*** Opening of RECORDS SHOWN ***

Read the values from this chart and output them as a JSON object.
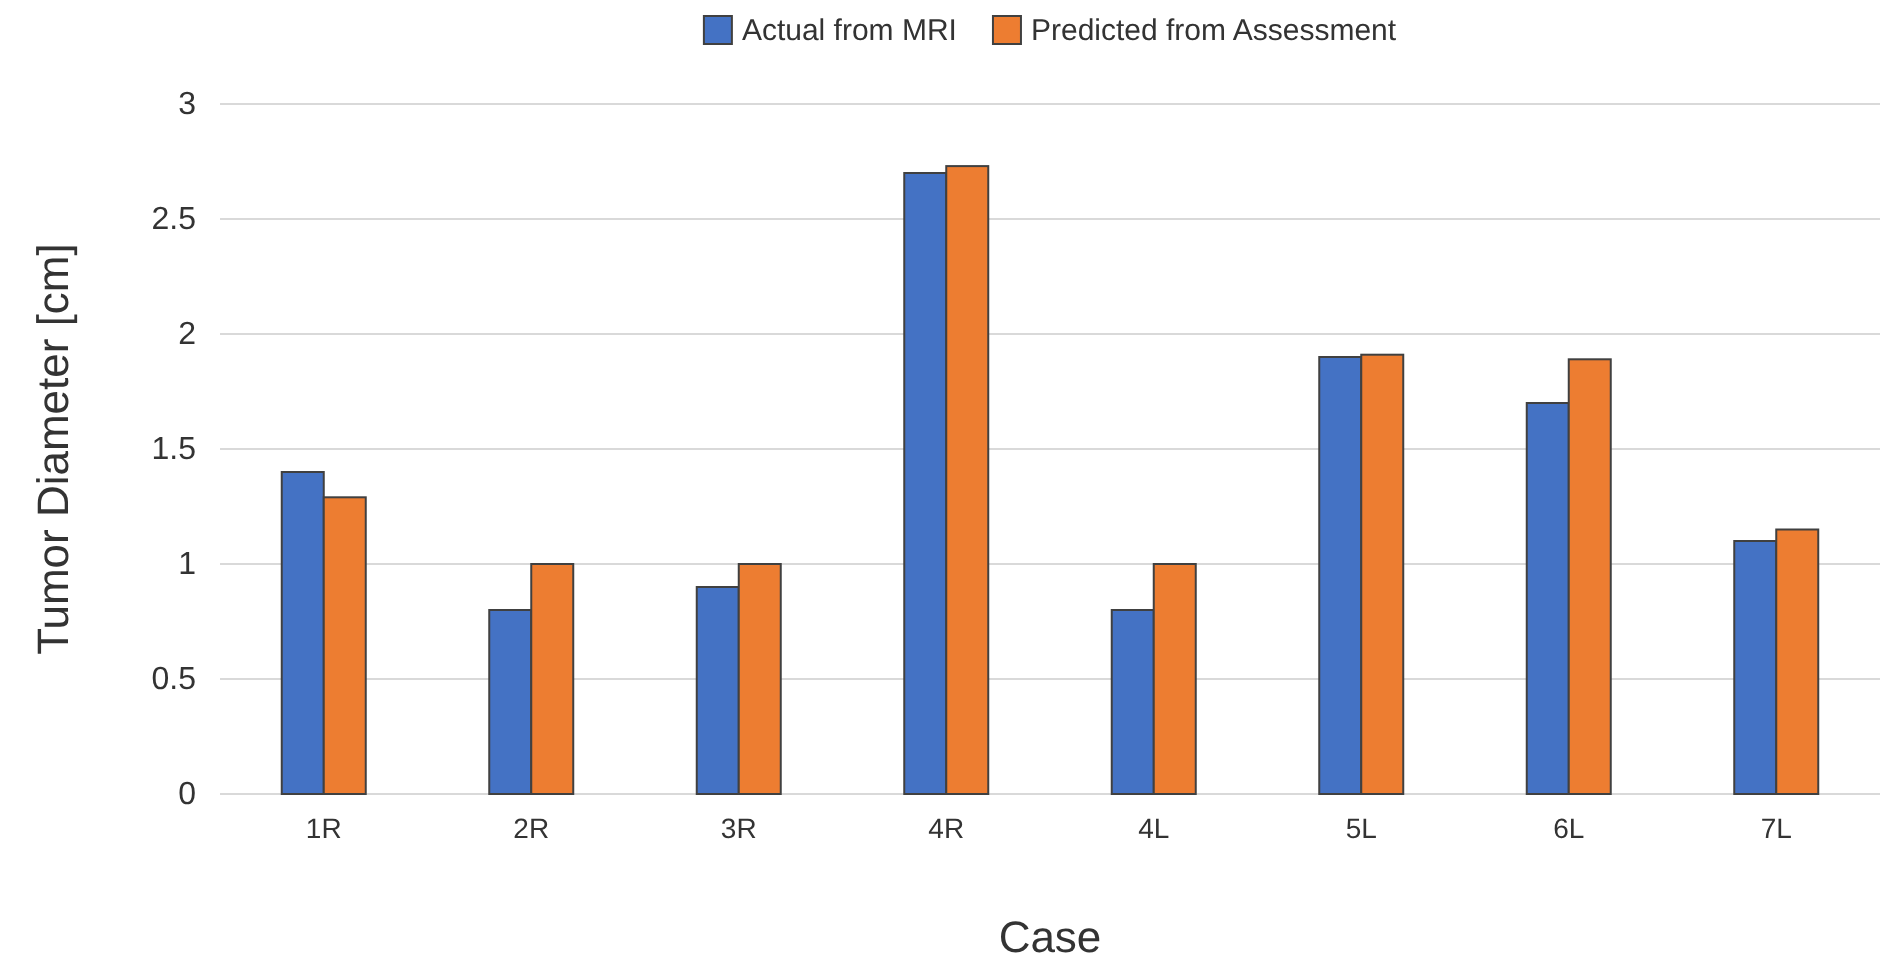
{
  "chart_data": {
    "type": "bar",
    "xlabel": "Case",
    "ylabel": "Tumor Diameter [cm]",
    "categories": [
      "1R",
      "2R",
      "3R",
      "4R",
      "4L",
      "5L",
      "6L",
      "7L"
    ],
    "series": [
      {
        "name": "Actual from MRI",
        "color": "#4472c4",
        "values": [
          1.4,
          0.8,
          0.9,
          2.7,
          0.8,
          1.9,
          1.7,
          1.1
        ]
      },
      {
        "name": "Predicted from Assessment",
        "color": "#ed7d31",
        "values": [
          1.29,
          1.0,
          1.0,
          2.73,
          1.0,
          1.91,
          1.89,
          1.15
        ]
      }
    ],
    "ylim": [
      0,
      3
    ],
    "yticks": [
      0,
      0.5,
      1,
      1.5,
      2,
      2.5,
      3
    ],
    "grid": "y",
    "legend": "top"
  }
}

*** Close of RECORDS SHOWN ***

PROBLEM REQUIREMENTS:
Copy the listing above verbatim, leaving out pictures.

EXERCISE OUTPUT:
Read the values from this chart and output them as a JSON object.
{
  "chart_data": {
    "type": "bar",
    "xlabel": "Case",
    "ylabel": "Tumor Diameter [cm]",
    "categories": [
      "1R",
      "2R",
      "3R",
      "4R",
      "4L",
      "5L",
      "6L",
      "7L"
    ],
    "series": [
      {
        "name": "Actual from MRI",
        "color": "#4472c4",
        "values": [
          1.4,
          0.8,
          0.9,
          2.7,
          0.8,
          1.9,
          1.7,
          1.1
        ]
      },
      {
        "name": "Predicted from Assessment",
        "color": "#ed7d31",
        "values": [
          1.29,
          1.0,
          1.0,
          2.73,
          1.0,
          1.91,
          1.89,
          1.15
        ]
      }
    ],
    "ylim": [
      0,
      3
    ],
    "yticks": [
      0,
      0.5,
      1,
      1.5,
      2,
      2.5,
      3
    ],
    "grid": "y",
    "legend": "top"
  }
}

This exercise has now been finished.